STORED ROWS:
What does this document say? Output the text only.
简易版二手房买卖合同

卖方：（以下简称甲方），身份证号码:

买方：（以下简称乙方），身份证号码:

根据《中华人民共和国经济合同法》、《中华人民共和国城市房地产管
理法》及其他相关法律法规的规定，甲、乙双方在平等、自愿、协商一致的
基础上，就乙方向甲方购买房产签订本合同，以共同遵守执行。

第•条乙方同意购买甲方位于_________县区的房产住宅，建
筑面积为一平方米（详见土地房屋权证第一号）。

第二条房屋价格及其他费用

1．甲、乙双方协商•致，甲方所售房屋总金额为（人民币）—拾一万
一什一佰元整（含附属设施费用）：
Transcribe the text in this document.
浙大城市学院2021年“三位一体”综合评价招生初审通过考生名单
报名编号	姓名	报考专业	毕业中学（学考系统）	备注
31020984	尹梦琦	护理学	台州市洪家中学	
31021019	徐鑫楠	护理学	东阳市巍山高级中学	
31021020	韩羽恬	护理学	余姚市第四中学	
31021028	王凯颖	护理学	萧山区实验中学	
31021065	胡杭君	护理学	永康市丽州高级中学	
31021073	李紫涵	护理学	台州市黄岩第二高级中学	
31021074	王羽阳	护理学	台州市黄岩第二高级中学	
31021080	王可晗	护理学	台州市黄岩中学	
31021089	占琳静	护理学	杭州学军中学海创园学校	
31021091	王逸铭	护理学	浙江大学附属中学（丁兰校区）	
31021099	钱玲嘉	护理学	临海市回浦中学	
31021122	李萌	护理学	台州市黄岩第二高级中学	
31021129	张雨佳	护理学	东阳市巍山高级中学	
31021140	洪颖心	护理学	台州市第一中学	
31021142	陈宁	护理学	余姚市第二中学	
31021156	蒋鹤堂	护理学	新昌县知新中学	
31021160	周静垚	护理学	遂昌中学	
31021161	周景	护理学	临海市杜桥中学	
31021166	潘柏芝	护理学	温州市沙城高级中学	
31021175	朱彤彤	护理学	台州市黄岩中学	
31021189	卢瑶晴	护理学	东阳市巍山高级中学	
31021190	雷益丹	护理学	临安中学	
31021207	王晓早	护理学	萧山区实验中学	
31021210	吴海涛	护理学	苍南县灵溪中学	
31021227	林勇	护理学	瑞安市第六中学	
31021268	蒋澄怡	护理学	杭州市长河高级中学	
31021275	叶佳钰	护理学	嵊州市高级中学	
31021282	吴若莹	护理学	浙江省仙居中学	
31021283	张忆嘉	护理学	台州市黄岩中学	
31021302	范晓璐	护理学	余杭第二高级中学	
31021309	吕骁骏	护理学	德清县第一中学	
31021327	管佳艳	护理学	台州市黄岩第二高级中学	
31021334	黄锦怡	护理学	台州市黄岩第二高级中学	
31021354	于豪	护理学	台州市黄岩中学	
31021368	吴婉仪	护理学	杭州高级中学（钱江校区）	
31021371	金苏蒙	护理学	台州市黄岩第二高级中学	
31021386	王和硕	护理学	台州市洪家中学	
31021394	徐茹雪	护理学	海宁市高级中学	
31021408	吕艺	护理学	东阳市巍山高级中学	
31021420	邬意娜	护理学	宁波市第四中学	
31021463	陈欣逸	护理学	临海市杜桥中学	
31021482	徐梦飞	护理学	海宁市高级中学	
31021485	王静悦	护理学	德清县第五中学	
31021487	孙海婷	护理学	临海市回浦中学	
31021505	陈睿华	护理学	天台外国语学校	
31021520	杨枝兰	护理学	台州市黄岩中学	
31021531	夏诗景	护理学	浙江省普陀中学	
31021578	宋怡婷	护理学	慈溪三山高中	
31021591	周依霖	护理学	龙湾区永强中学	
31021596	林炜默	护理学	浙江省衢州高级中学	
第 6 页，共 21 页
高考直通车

SHORT TASK:
Output all of the material exactly as written.

ANSWER TO THIS PROBLEM:
What does this document say? Output the text only.
简易版二手房买卖合同

卖方：（以下简称甲方），身份证号码:

买方：（以下简称乙方），身份证号码:

根据《中华人民共和国经济合同法》、《中华人民共和国城市房地产管
理法》及其他相关法律法规的规定，甲、乙双方在平等、自愿、协商一致的
基础上，就乙方向甲方购买房产签订本合同，以共同遵守执行。

第•条乙方同意购买甲方位于_________县区的房产住宅，建
筑面积为一平方米（详见土地房屋权证第一号）。

第二条房屋价格及其他费用

1．甲、乙双方协商•致，甲方所售房屋总金额为（人民币）—拾一万
一什一佰元整（含附属设施费用）：
Transcribe the text in this document.
浙大城市学院2021年“三位一体”综合评价招生初审通过考生名单
报名编号	姓名	报考专业	毕业中学（学考系统）	备注
31020984	尹梦琦	护理学	台州市洪家中学	
31021019	徐鑫楠	护理学	东阳市巍山高级中学	
31021020	韩羽恬	护理学	余姚市第四中学	
31021028	王凯颖	护理学	萧山区实验中学	
31021065	胡杭君	护理学	永康市丽州高级中学	
31021073	李紫涵	护理学	台州市黄岩第二高级中学	
31021074	王羽阳	护理学	台州市黄岩第二高级中学	
31021080	王可晗	护理学	台州市黄岩中学	
31021089	占琳静	护理学	杭州学军中学海创园学校	
31021091	王逸铭	护理学	浙江大学附属中学（丁兰校区）	
31021099	钱玲嘉	护理学	临海市回浦中学	
31021122	李萌	护理学	台州市黄岩第二高级中学	
31021129	张雨佳	护理学	东阳市巍山高级中学	
31021140	洪颖心	护理学	台州市第一中学	
31021142	陈宁	护理学	余姚市第二中学	
31021156	蒋鹤堂	护理学	新昌县知新中学	
31021160	周静垚	护理学	遂昌中学	
31021161	周景	护理学	临海市杜桥中学	
31021166	潘柏芝	护理学	温州市沙城高级中学	
31021175	朱彤彤	护理学	台州市黄岩中学	
31021189	卢瑶晴	护理学	东阳市巍山高级中学	
31021190	雷益丹	护理学	临安中学	
31021207	王晓早	护理学	萧山区实验中学	
31021210	吴海涛	护理学	苍南县灵溪中学	
31021227	林勇	护理学	瑞安市第六中学	
31021268	蒋澄怡	护理学	杭州市长河高级中学	
31021275	叶佳钰	护理学	嵊州市高级中学	
31021282	吴若莹	护理学	浙江省仙居中学	
31021283	张忆嘉	护理学	台州市黄岩中学	
31021302	范晓璐	护理学	余杭第二高级中学	
31021309	吕骁骏	护理学	德清县第一中学	
31021327	管佳艳	护理学	台州市黄岩第二高级中学	
31021334	黄锦怡	护理学	台州市黄岩第二高级中学	
31021354	于豪	护理学	台州市黄岩中学	
31021368	吴婉仪	护理学	杭州高级中学（钱江校区）	
31021371	金苏蒙	护理学	台州市黄岩第二高级中学	
31021386	王和硕	护理学	台州市洪家中学	
31021394	徐茹雪	护理学	海宁市高级中学	
31021408	吕艺	护理学	东阳市巍山高级中学	
31021420	邬意娜	护理学	宁波市第四中学	
31021463	陈欣逸	护理学	临海市杜桥中学	
31021482	徐梦飞	护理学	海宁市高级中学	
31021485	王静悦	护理学	德清县第五中学	
31021487	孙海婷	护理学	临海市回浦中学	
31021505	陈睿华	护理学	天台外国语学校	
31021520	杨枝兰	护理学	台州市黄岩中学	
31021531	夏诗景	护理学	浙江省普陀中学	
31021578	宋怡婷	护理学	慈溪三山高中	
31021591	周依霖	护理学	龙湾区永强中学	
31021596	林炜默	护理学	浙江省衢州高级中学	
第 6 页，共 21 页
高考直通车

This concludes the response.